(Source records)
━━━━━━
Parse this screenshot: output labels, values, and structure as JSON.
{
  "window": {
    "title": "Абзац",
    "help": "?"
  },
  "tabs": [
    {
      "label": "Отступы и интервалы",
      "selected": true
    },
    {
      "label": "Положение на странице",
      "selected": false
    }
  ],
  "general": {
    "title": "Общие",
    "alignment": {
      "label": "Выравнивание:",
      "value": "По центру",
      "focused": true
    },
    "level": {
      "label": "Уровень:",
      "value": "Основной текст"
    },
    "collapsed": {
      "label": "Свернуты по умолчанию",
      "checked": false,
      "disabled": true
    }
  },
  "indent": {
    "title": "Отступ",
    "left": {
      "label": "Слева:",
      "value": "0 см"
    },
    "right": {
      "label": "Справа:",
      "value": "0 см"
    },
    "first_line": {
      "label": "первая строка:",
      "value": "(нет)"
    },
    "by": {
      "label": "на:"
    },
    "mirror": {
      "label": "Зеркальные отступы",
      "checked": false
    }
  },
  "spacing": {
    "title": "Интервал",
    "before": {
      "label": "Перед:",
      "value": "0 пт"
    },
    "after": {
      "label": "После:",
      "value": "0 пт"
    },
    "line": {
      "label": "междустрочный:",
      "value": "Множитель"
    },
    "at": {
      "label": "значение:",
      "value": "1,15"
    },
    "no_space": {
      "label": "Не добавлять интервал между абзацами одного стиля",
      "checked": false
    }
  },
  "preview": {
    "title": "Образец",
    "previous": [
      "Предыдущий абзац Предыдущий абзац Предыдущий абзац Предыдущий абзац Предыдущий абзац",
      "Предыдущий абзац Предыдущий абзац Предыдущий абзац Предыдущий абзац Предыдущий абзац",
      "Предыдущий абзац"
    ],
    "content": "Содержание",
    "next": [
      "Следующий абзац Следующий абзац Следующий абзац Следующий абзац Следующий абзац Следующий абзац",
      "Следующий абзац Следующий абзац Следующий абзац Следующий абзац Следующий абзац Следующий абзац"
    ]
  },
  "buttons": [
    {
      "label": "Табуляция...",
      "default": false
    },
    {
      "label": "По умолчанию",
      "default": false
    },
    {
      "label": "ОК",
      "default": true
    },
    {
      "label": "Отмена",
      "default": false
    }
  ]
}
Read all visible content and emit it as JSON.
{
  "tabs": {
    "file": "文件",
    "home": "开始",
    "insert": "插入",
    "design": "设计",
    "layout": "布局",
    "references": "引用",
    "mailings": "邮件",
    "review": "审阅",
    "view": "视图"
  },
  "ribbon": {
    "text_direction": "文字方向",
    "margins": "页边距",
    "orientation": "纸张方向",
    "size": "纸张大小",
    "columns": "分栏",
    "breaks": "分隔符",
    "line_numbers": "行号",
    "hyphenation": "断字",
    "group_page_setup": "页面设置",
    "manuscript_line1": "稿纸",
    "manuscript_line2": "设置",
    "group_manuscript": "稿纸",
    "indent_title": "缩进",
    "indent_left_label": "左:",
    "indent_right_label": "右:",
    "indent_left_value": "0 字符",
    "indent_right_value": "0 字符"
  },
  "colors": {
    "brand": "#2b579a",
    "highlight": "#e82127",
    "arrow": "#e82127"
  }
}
━━━━━━
Repeat the listing above without any change.

Parse this screenshot: output labels, values, and structure as JSON.
{
  "window": {
    "title": "Абзац",
    "help": "?"
  },
  "tabs": [
    {
      "label": "Отступы и интервалы",
      "selected": true
    },
    {
      "label": "Положение на странице",
      "selected": false
    }
  ],
  "general": {
    "title": "Общие",
    "alignment": {
      "label": "Выравнивание:",
      "value": "По центру",
      "focused": true
    },
    "level": {
      "label": "Уровень:",
      "value": "Основной текст"
    },
    "collapsed": {
      "label": "Свернуты по умолчанию",
      "checked": false,
      "disabled": true
    }
  },
  "indent": {
    "title": "Отступ",
    "left": {
      "label": "Слева:",
      "value": "0 см"
    },
    "right": {
      "label": "Справа:",
      "value": "0 см"
    },
    "first_line": {
      "label": "первая строка:",
      "value": "(нет)"
    },
    "by": {
      "label": "на:"
    },
    "mirror": {
      "label": "Зеркальные отступы",
      "checked": false
    }
  },
  "spacing": {
    "title": "Интервал",
    "before": {
      "label": "Перед:",
      "value": "0 пт"
    },
    "after": {
      "label": "После:",
      "value": "0 пт"
    },
    "line": {
      "label": "междустрочный:",
      "value": "Множитель"
    },
    "at": {
      "label": "значение:",
      "value": "1,15"
    },
    "no_space": {
      "label": "Не добавлять интервал между абзацами одного стиля",
      "checked": false
    }
  },
  "preview": {
    "title": "Образец",
    "previous": [
      "Предыдущий абзац Предыдущий абзац Предыдущий абзац Предыдущий абзац Предыдущий абзац",
      "Предыдущий абзац Предыдущий абзац Предыдущий абзац Предыдущий абзац Предыдущий абзац",
      "Предыдущий абзац"
    ],
    "content": "Содержание",
    "next": [
      "Следующий абзац Следующий абзац Следующий абзац Следующий абзац Следующий абзац Следующий абзац",
      "Следующий абзац Следующий абзац Следующий абзац Следующий абзац Следующий абзац Следующий абзац"
    ]
  },
  "buttons": [
    {
      "label": "Табуляция...",
      "default": false
    },
    {
      "label": "По умолчанию",
      "default": false
    },
    {
      "label": "ОК",
      "default": true
    },
    {
      "label": "Отмена",
      "default": false
    }
  ]
}
Read all visible content and emit it as JSON.
{
  "tabs": {
    "file": "文件",
    "home": "开始",
    "insert": "插入",
    "design": "设计",
    "layout": "布局",
    "references": "引用",
    "mailings": "邮件",
    "review": "审阅",
    "view": "视图"
  },
  "ribbon": {
    "text_direction": "文字方向",
    "margins": "页边距",
    "orientation": "纸张方向",
    "size": "纸张大小",
    "columns": "分栏",
    "breaks": "分隔符",
    "line_numbers": "行号",
    "hyphenation": "断字",
    "group_page_setup": "页面设置",
    "manuscript_line1": "稿纸",
    "manuscript_line2": "设置",
    "group_manuscript": "稿纸",
    "indent_title": "缩进",
    "indent_left_label": "左:",
    "indent_right_label": "右:",
    "indent_left_value": "0 字符",
    "indent_right_value": "0 字符"
  },
  "colors": {
    "brand": "#2b579a",
    "highlight": "#e82127",
    "arrow": "#e82127"
  }
}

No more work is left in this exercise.